== GIVEN DATA ==

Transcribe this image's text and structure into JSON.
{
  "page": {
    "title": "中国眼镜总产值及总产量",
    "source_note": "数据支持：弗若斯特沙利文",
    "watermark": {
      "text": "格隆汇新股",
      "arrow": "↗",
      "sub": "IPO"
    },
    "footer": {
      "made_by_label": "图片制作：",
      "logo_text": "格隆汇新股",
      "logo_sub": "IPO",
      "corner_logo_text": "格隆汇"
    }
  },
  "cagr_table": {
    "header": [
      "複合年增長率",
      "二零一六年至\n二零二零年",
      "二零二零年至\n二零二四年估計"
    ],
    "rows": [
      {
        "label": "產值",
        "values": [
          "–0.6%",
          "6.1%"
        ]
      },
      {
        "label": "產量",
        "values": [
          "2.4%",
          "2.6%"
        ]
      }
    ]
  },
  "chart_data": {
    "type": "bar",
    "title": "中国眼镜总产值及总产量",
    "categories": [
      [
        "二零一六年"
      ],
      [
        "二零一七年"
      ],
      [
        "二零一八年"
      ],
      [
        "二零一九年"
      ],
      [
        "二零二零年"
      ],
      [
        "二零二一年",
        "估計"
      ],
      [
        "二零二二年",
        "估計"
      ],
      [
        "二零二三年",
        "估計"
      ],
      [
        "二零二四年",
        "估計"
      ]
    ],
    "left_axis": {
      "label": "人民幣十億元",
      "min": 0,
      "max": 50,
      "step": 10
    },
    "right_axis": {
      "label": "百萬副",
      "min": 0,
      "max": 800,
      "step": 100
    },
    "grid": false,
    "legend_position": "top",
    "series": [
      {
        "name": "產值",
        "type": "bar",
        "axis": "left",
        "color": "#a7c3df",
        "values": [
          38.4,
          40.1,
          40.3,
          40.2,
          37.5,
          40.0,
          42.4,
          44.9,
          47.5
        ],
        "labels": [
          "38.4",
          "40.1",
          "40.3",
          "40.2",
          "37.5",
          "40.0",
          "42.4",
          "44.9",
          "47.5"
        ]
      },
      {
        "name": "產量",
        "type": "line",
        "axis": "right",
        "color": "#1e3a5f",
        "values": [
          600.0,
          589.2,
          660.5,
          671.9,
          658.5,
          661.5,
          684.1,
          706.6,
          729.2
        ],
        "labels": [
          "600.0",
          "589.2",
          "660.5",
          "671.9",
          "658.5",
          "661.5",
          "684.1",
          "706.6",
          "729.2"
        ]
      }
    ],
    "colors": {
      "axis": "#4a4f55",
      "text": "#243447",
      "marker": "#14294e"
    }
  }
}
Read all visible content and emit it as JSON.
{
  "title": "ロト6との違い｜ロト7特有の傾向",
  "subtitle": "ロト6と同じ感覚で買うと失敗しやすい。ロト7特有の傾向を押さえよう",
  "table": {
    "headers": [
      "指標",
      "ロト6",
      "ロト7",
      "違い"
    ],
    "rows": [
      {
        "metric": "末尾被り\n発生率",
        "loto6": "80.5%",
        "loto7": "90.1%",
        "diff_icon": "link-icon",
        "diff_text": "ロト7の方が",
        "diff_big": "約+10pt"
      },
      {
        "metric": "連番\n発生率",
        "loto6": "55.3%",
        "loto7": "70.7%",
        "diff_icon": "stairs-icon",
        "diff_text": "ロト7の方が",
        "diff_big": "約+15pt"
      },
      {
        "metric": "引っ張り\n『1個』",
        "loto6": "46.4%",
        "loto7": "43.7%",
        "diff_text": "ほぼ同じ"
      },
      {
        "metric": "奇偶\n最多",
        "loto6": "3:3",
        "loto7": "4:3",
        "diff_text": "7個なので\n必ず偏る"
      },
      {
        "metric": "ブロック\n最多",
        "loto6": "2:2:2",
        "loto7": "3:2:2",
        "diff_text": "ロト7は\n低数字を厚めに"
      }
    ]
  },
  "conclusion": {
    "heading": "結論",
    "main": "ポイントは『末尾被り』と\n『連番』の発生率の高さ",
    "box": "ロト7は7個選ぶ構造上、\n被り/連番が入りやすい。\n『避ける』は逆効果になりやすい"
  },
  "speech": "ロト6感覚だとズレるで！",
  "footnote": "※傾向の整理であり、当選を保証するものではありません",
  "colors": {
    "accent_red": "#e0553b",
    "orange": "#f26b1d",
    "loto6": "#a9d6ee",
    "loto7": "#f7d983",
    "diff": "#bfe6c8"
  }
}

===

• _WHAT IS EXPECTED_
Print the listing above in full, exactly as it is.

• _SOLUTION FOR THIS TASK_
Transcribe this image's text and structure into JSON.
{
  "page": {
    "title": "中国眼镜总产值及总产量",
    "source_note": "数据支持：弗若斯特沙利文",
    "watermark": {
      "text": "格隆汇新股",
      "arrow": "↗",
      "sub": "IPO"
    },
    "footer": {
      "made_by_label": "图片制作：",
      "logo_text": "格隆汇新股",
      "logo_sub": "IPO",
      "corner_logo_text": "格隆汇"
    }
  },
  "cagr_table": {
    "header": [
      "複合年增長率",
      "二零一六年至\n二零二零年",
      "二零二零年至\n二零二四年估計"
    ],
    "rows": [
      {
        "label": "產值",
        "values": [
          "–0.6%",
          "6.1%"
        ]
      },
      {
        "label": "產量",
        "values": [
          "2.4%",
          "2.6%"
        ]
      }
    ]
  },
  "chart_data": {
    "type": "bar",
    "title": "中国眼镜总产值及总产量",
    "categories": [
      [
        "二零一六年"
      ],
      [
        "二零一七年"
      ],
      [
        "二零一八年"
      ],
      [
        "二零一九年"
      ],
      [
        "二零二零年"
      ],
      [
        "二零二一年",
        "估計"
      ],
      [
        "二零二二年",
        "估計"
      ],
      [
        "二零二三年",
        "估計"
      ],
      [
        "二零二四年",
        "估計"
      ]
    ],
    "left_axis": {
      "label": "人民幣十億元",
      "min": 0,
      "max": 50,
      "step": 10
    },
    "right_axis": {
      "label": "百萬副",
      "min": 0,
      "max": 800,
      "step": 100
    },
    "grid": false,
    "legend_position": "top",
    "series": [
      {
        "name": "產值",
        "type": "bar",
        "axis": "left",
        "color": "#a7c3df",
        "values": [
          38.4,
          40.1,
          40.3,
          40.2,
          37.5,
          40.0,
          42.4,
          44.9,
          47.5
        ],
        "labels": [
          "38.4",
          "40.1",
          "40.3",
          "40.2",
          "37.5",
          "40.0",
          "42.4",
          "44.9",
          "47.5"
        ]
      },
      {
        "name": "產量",
        "type": "line",
        "axis": "right",
        "color": "#1e3a5f",
        "values": [
          600.0,
          589.2,
          660.5,
          671.9,
          658.5,
          661.5,
          684.1,
          706.6,
          729.2
        ],
        "labels": [
          "600.0",
          "589.2",
          "660.5",
          "671.9",
          "658.5",
          "661.5",
          "684.1",
          "706.6",
          "729.2"
        ]
      }
    ],
    "colors": {
      "axis": "#4a4f55",
      "text": "#243447",
      "marker": "#14294e"
    }
  }
}
Read all visible content and emit it as JSON.
{
  "title": "ロト6との違い｜ロト7特有の傾向",
  "subtitle": "ロト6と同じ感覚で買うと失敗しやすい。ロト7特有の傾向を押さえよう",
  "table": {
    "headers": [
      "指標",
      "ロト6",
      "ロト7",
      "違い"
    ],
    "rows": [
      {
        "metric": "末尾被り\n発生率",
        "loto6": "80.5%",
        "loto7": "90.1%",
        "diff_icon": "link-icon",
        "diff_text": "ロト7の方が",
        "diff_big": "約+10pt"
      },
      {
        "metric": "連番\n発生率",
        "loto6": "55.3%",
        "loto7": "70.7%",
        "diff_icon": "stairs-icon",
        "diff_text": "ロト7の方が",
        "diff_big": "約+15pt"
      },
      {
        "metric": "引っ張り\n『1個』",
        "loto6": "46.4%",
        "loto7": "43.7%",
        "diff_text": "ほぼ同じ"
      },
      {
        "metric": "奇偶\n最多",
        "loto6": "3:3",
        "loto7": "4:3",
        "diff_text": "7個なので\n必ず偏る"
      },
      {
        "metric": "ブロック\n最多",
        "loto6": "2:2:2",
        "loto7": "3:2:2",
        "diff_text": "ロト7は\n低数字を厚めに"
      }
    ]
  },
  "conclusion": {
    "heading": "結論",
    "main": "ポイントは『末尾被り』と\n『連番』の発生率の高さ",
    "box": "ロト7は7個選ぶ構造上、\n被り/連番が入りやすい。\n『避ける』は逆効果になりやすい"
  },
  "speech": "ロト6感覚だとズレるで！",
  "footnote": "※傾向の整理であり、当選を保証するものではありません",
  "colors": {
    "accent_red": "#e0553b",
    "orange": "#f26b1d",
    "loto6": "#a9d6ee",
    "loto7": "#f7d983",
    "diff": "#bfe6c8"
  }
}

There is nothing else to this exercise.